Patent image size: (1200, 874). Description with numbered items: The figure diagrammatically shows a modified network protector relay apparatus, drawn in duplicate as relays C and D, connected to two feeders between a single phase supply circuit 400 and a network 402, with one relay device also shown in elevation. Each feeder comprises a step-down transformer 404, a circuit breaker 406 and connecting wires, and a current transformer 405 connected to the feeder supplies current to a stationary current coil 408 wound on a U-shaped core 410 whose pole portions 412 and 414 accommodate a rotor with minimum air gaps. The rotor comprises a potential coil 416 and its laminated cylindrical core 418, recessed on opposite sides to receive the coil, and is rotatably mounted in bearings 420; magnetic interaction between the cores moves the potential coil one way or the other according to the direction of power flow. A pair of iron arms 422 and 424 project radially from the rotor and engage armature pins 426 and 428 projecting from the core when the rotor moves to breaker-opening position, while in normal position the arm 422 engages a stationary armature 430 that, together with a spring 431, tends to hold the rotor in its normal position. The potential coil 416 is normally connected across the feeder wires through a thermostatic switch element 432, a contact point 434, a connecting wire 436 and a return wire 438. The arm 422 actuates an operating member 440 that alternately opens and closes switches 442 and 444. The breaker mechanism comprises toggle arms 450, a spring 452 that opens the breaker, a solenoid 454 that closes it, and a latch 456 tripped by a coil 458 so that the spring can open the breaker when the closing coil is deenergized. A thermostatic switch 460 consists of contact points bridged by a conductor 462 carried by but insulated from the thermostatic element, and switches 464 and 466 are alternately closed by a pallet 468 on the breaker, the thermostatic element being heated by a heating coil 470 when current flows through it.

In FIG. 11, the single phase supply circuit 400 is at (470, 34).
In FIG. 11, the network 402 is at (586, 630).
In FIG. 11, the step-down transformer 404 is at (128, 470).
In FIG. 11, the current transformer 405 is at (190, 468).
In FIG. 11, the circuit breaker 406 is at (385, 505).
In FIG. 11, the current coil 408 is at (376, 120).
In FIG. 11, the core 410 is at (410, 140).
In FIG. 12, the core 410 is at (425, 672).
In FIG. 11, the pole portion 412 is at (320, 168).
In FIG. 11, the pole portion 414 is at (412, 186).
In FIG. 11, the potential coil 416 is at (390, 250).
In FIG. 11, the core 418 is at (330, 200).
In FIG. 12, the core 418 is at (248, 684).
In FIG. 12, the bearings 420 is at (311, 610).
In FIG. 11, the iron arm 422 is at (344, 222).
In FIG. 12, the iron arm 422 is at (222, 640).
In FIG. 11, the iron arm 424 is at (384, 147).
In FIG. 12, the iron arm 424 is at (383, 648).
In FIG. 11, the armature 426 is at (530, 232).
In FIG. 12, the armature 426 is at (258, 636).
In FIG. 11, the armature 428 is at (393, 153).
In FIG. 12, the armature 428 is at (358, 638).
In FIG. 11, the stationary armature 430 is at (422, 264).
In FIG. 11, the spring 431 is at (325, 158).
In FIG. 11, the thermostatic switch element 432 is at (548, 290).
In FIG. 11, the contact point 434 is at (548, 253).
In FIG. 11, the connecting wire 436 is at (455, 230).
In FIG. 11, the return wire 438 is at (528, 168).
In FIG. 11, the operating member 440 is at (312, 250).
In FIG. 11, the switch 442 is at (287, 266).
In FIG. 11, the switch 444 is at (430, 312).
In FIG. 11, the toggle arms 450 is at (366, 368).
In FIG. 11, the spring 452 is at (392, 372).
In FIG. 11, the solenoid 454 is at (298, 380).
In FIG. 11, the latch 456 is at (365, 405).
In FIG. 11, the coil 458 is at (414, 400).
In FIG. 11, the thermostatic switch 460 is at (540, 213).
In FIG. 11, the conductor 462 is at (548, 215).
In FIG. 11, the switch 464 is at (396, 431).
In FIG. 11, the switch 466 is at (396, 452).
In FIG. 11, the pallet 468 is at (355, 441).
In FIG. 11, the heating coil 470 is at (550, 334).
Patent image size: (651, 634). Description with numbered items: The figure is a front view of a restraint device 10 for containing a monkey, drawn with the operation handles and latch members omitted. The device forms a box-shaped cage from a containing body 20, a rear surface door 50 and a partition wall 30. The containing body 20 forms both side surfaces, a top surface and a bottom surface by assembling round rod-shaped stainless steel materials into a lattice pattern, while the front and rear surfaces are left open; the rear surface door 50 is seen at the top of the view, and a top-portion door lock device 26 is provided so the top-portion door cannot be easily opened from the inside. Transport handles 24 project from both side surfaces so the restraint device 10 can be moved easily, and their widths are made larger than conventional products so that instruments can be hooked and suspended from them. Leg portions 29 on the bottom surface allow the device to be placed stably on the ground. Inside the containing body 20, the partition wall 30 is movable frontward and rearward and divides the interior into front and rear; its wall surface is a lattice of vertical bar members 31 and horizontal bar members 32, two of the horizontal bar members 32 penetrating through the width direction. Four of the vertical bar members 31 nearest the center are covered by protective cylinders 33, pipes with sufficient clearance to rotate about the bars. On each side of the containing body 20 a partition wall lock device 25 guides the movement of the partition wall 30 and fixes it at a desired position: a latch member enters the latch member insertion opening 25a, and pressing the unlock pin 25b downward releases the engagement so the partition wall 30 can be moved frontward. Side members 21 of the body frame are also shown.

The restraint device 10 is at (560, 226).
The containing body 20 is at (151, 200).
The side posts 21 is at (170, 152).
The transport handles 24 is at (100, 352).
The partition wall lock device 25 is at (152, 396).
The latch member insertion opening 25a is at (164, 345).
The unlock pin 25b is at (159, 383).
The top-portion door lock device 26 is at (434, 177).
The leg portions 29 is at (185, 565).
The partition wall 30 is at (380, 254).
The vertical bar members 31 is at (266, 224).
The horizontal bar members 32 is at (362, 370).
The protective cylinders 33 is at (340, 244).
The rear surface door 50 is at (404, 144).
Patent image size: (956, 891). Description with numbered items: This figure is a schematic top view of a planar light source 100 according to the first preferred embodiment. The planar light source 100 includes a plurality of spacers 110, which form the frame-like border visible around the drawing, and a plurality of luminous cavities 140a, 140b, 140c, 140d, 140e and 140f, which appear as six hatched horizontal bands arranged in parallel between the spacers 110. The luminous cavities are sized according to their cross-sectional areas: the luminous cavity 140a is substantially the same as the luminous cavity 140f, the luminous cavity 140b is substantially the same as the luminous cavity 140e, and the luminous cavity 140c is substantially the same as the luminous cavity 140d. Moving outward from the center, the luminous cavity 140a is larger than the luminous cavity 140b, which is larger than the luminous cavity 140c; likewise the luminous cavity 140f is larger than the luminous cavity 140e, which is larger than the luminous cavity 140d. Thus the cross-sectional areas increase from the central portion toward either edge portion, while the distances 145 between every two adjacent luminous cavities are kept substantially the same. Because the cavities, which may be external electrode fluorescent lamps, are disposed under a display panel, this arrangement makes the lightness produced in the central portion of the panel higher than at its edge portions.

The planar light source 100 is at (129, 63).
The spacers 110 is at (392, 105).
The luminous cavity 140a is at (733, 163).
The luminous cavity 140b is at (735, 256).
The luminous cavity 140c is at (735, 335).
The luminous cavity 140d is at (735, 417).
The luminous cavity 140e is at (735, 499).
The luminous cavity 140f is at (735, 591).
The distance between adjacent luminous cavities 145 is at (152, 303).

□ □ □ □ □ □ □

• _EXERCISE_
Render every line of the items above as a Markdown table with the columns No. and Line, numbering each row and omitting blank lines.

• _TASK ANSWER_
| No. | Line |
|---|---|
| 1 | Patent image size: (1200, 874). Description with numbered items: The figure diagrammatically shows a modified network protector relay apparatus, drawn in duplicate as relays C and D, connected to two feeders between a single phase supply circuit 400 and a network 402, with one relay device also shown in elevation. Each feeder comprises a step-down transformer 404, a circuit breaker 406 and connecting wires, and a current transformer 405 connected to the feeder supplies current to a stationary current coil 408 wound on a U-shaped core 410 whose pole portions 412 and 414 accommodate a rotor with minimum air gaps. The rotor comprises a potential coil 416 and its laminated cylindrical core 418, recessed on opposite sides to receive the coil, and is rotatably mounted in bearings 420; magnetic interaction between the cores moves the potential coil one way or the other according to the direction of power flow. A pair of iron arms 422 and 424 project radially from the rotor and engage armature pins 426 and 428 projecting from the core when the rotor moves to breaker-opening position, while in normal position the arm 422 engages a stationary armature 430 that, together with a spring 431, tends to hold the rotor in its normal position. The potential coil 416 is normally connected across the feeder wires through a thermostatic switch element 432, a contact point 434, a connecting wire 436 and a return wire 438. The arm 422 actuates an operating member 440 that alternately opens and closes switches 442 and 444. The breaker mechanism comprises toggle arms 450, a spring 452 that opens the breaker, a solenoid 454 that closes it, and a latch 456 tripped by a coil 458 so that the spring can open the breaker when the closing coil is deenergized. A thermostatic switch 460 consists of contact points bridged by a conductor 462 carried by but insulated from the thermostatic element, and switches 464 and 466 are alternately closed by a pallet 468 on the breaker, the thermostatic element being heated by a heating coil 470 when current flows through it. |
| 2 | In FIG. 11, the single phase supply circuit 400 is at (470, 34). |
| 3 | In FIG. 11, the network 402 is at (586, 630). |
| 4 | In FIG. 11, the step-down transformer 404 is at (128, 470). |
| 5 | In FIG. 11, the current transformer 405 is at (190, 468). |
| 6 | In FIG. 11, the circuit breaker 406 is at (385, 505). |
| 7 | In FIG. 11, the current coil 408 is at (376, 120). |
| 8 | In FIG. 11, the core 410 is at (410, 140). |
| 9 | In FIG. 12, the core 410 is at (425, 672). |
| 10 | In FIG. 11, the pole portion 412 is at (320, 168). |
| 11 | In FIG. 11, the pole portion 414 is at (412, 186). |
| 12 | In FIG. 11, the potential coil 416 is at (390, 250). |
| 13 | In FIG. 11, the core 418 is at (330, 200). |
| 14 | In FIG. 12, the core 418 is at (248, 684). |
| 15 | In FIG. 12, the bearings 420 is at (311, 610). |
| 16 | In FIG. 11, the iron arm 422 is at (344, 222). |
| 17 | In FIG. 12, the iron arm 422 is at (222, 640). |
| 18 | In FIG. 11, the iron arm 424 is at (384, 147). |
| 19 | In FIG. 12, the iron arm 424 is at (383, 648). |
| 20 | In FIG. 11, the armature 426 is at (530, 232). |
| 21 | In FIG. 12, the armature 426 is at (258, 636). |
| 22 | In FIG. 11, the armature 428 is at (393, 153). |
| 23 | In FIG. 12, the armature 428 is at (358, 638). |
| 24 | In FIG. 11, the stationary armature 430 is at (422, 264). |
| 25 | In FIG. 11, the spring 431 is at (325, 158). |
| 26 | In FIG. 11, the thermostatic switch element 432 is at (548, 290). |
| 27 | In FIG. 11, the contact point 434 is at (548, 253). |
| 28 | In FIG. 11, the connecting wire 436 is at (455, 230). |
| 29 | In FIG. 11, the return wire 438 is at (528, 168). |
| 30 | In FIG. 11, the operating member 440 is at (312, 250). |
| 31 | In FIG. 11, the switch 442 is at (287, 266). |
| 32 | In FIG. 11, the switch 444 is at (430, 312). |
| 33 | In FIG. 11, the toggle arms 450 is at (366, 368). |
| 34 | In FIG. 11, the spring 452 is at (392, 372). |
| 35 | In FIG. 11, the solenoid 454 is at (298, 380). |
| 36 | In FIG. 11, the latch 456 is at (365, 405). |
| 37 | In FIG. 11, the coil 458 is at (414, 400). |
| 38 | In FIG. 11, the thermostatic switch 460 is at (540, 213). |
| 39 | In FIG. 11, the conductor 462 is at (548, 215). |
| 40 | In FIG. 11, the switch 464 is at (396, 431). |
| 41 | In FIG. 11, the switch 466 is at (396, 452). |
| 42 | In FIG. 11, the pallet 468 is at (355, 441). |
| 43 | In FIG. 11, the heating coil 470 is at (550, 334). |
| 44 | Patent image size: (651, 634). Description with numbered items: The figure is a front view of a restraint device 10 for containing a monkey, drawn with the operation handles and latch members omitted. The device forms a box-shaped cage from a containing body 20, a rear surface door 50 and a partition wall 30. The containing body 20 forms both side surfaces, a top surface and a bottom surface by assembling round rod-shaped stainless steel materials into a lattice pattern, while the front and rear surfaces are left open; the rear surface door 50 is seen at the top of the view, and a top-portion door lock device 26 is provided so the top-portion door cannot be easily opened from the inside. Transport handles 24 project from both side surfaces so the restraint device 10 can be moved easily, and their widths are made larger than conventional products so that instruments can be hooked and suspended from them. Leg portions 29 on the bottom surface allow the device to be placed stably on the ground. Inside the containing body 20, the partition wall 30 is movable frontward and rearward and divides the interior into front and rear; its wall surface is a lattice of vertical bar members 31 and horizontal bar members 32, two of the horizontal bar members 32 penetrating through the width direction. Four of the vertical bar members 31 nearest the center are covered by protective cylinders 33, pipes with sufficient clearance to rotate about the bars. On each side of the containing body 20 a partition wall lock device 25 guides the movement of the partition wall 30 and fixes it at a desired position: a latch member enters the latch member insertion opening 25a, and pressing the unlock pin 25b downward releases the engagement so the partition wall 30 can be moved frontward. Side members 21 of the body frame are also shown. |
| 45 | The restraint device 10 is at (560, 226). |
| 46 | The containing body 20 is at (151, 200). |
| 47 | The side posts 21 is at (170, 152). |
| 48 | The transport handles 24 is at (100, 352). |
| 49 | The partition wall lock device 25 is at (152, 396). |
| 50 | The latch member insertion opening 25a is at (164, 345). |
| 51 | The unlock pin 25b is at (159, 383). |
| 52 | The top-portion door lock device 26 is at (434, 177). |
| 53 | The leg portions 29 is at (185, 565). |
| 54 | The partition wall 30 is at (380, 254). |
| 55 | The vertical bar members 31 is at (266, 224). |
| 56 | The horizontal bar members 32 is at (362, 370). |
| 57 | The protective cylinders 33 is at (340, 244). |
| 58 | The rear surface door 50 is at (404, 144). |
| 59 | Patent image size: (956, 891). Description with numbered items: This figure is a schematic top view of a planar light source 100 according to the first preferred embodiment. The planar light source 100 includes a plurality of spacers 110, which form the frame-like border visible around the drawing, and a plurality of luminous cavities 140a, 140b, 140c, 140d, 140e and 140f, which appear as six hatched horizontal bands arranged in parallel between the spacers 110. The luminous cavities are sized according to their cross-sectional areas: the luminous cavity 140a is substantially the same as the luminous cavity 140f, the luminous cavity 140b is substantially the same as the luminous cavity 140e, and the luminous cavity 140c is substantially the same as the luminous cavity 140d. Moving outward from the center, the luminous cavity 140a is larger than the luminous cavity 140b, which is larger than the luminous cavity 140c; likewise the luminous cavity 140f is larger than the luminous cavity 140e, which is larger than the luminous cavity 140d. Thus the cross-sectional areas increase from the central portion toward either edge portion, while the distances 145 between every two adjacent luminous cavities are kept substantially the same. Because the cavities, which may be external electrode fluorescent lamps, are disposed under a display panel, this arrangement makes the lightness produced in the central portion of the panel higher than at its edge portions. |
| 60 | The planar light source 100 is at (129, 63). |
| 61 | The spacers 110 is at (392, 105). |
| 62 | The luminous cavity 140a is at (733, 163). |
| 63 | The luminous cavity 140b is at (735, 256). |
| 64 | The luminous cavity 140c is at (735, 335). |
| 65 | The luminous cavity 140d is at (735, 417). |
| 66 | The luminous cavity 140e is at (735, 499). |
| 67 | The luminous cavity 140f is at (735, 591). |
| 68 | The distance between adjacent luminous cavities 145 is at (152, 303). |